***** Testo estratto

AGI - In un epoca di corse in aeroporto, check in (online e non), imbarchi e bagagli da pesare, un viaggio 'slow' è un privilegio sempre più raro di cui in Turchia è possibile godere grazie all'Est Express (Dogu Ekspresi), una linea ferroviaria degli anni 30 riattivata nel 2019 che attraversa metà Paese, da Ankara a Kars, città al confine con l'Armenia resa famosa dal romanzo 'Neve' del premio Nobel per la letteratura Orhan Pamuk. La popolarità di questa tratta è letteralmente esplosa grazie ai social media, al punto che le ferrovie turche hanno attivato un treno 'turistico' che, come si conviene, non parte dalla nuova e modernissima stazione della capitale, ma dai vecchi binari. Vagoni che per design e carrozzeria sono lontani dagli aerodinamici treni ad alta velocità, ma comunque dotati di piacevoli cuccette a due letti, comode poltroncine e un carrozza ristorante che rendono confortevole la lunga traversata: 26 ore di viaggio cui vanno sommate due fermate di 3 ore.
Il personale è cordiale e si prende particolarmente cura dei viaggiatori stranieri. Una premura normale in un Paese in cui l'ospite e ancora 'sacro', anche se vive in Turchia da 10 anni come il sottoscritto. Al resto ci pensano i panorami mozzafiato che, come un quadro in continuo cambiamento, colorano gli ampi finestrini, rapiscono lo sguardo, mutano la percezione del tempo, inducono a uno stato di calma al limite della meditazione.

**********
***** Dati forniti

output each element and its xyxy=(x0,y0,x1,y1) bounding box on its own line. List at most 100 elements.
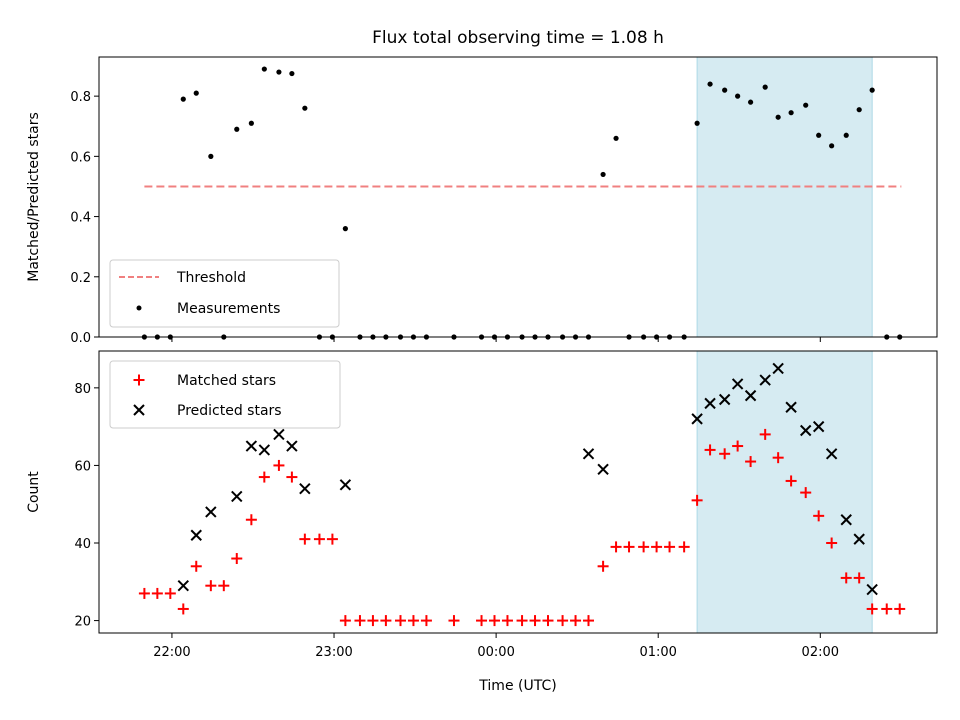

**********

◆ Da fare
1. Nel testo sull'Est Express, quali sono tutti gli effetti attribuiti ai panorami che si vedono dal treno?
2. Prosegui il testo sul viaggio in treno da Ankara a Kars dal punto in cui termina.

◆ Soluzioni
1.
- colorano gli ampi finestrini
- rapiscono lo sguardo
- mutano la percezione del tempo
- inducono a uno stato di calma al limite della meditazione

2.
Gole, canyon, fiumi, steppe, montagne, piccoli villaggi, i mille volti dell'altopiano anatolico si alternano senza sosta man mano che il treno, lentamente, percorre i più di mille chilometri che separano la capitale dalla città di Kars. Un lungo viaggio in un territorio che affascina pur rimanendo aspro, roccioso. Una terra dove il verde di fiumi come l'Eufrate si alterna a innumerevoli sfumature di terra e roccia, che vanno dal rosso al nero; colori che cambiano fino ad abbagliare quando ci si alza di quota, si superano i 1.500 metri di altitudine e i riflessi del sole rimbalzano sulla neve adagiata sulle colline dell'Anatolia. La prima delle due fermate arriva dopo quasi 20 ore di viaggio, nella città di Erzincan. Un centro dell'Anatolia centro settentrionale che dal punto di vista architettonico ha poco da offrire. La città è stata rasa al suolo dal terremoto del 1939. In una fredda notte di dicembre una scossa di magnitudo 7.9 uccise 33 mila persone in quello che, fino al sisma del 6 febbraio 2023, è stato il terremoto più letale della storia della Turchia. A distruggere tutte le antiche architetture della città fu la faglia nord anatolica, non la stessa che ha devastato il Sud del Paese lo scorso anno. Di quella tragedia la gente ricorda soprattutto che a prestare soccorso il governo inviò i condannati direttamente dalle carceri del Paese. Nella memoria della gente è rimasto la storia secondo cui nessuno dei galeotti approfittò della tragedia per evadere.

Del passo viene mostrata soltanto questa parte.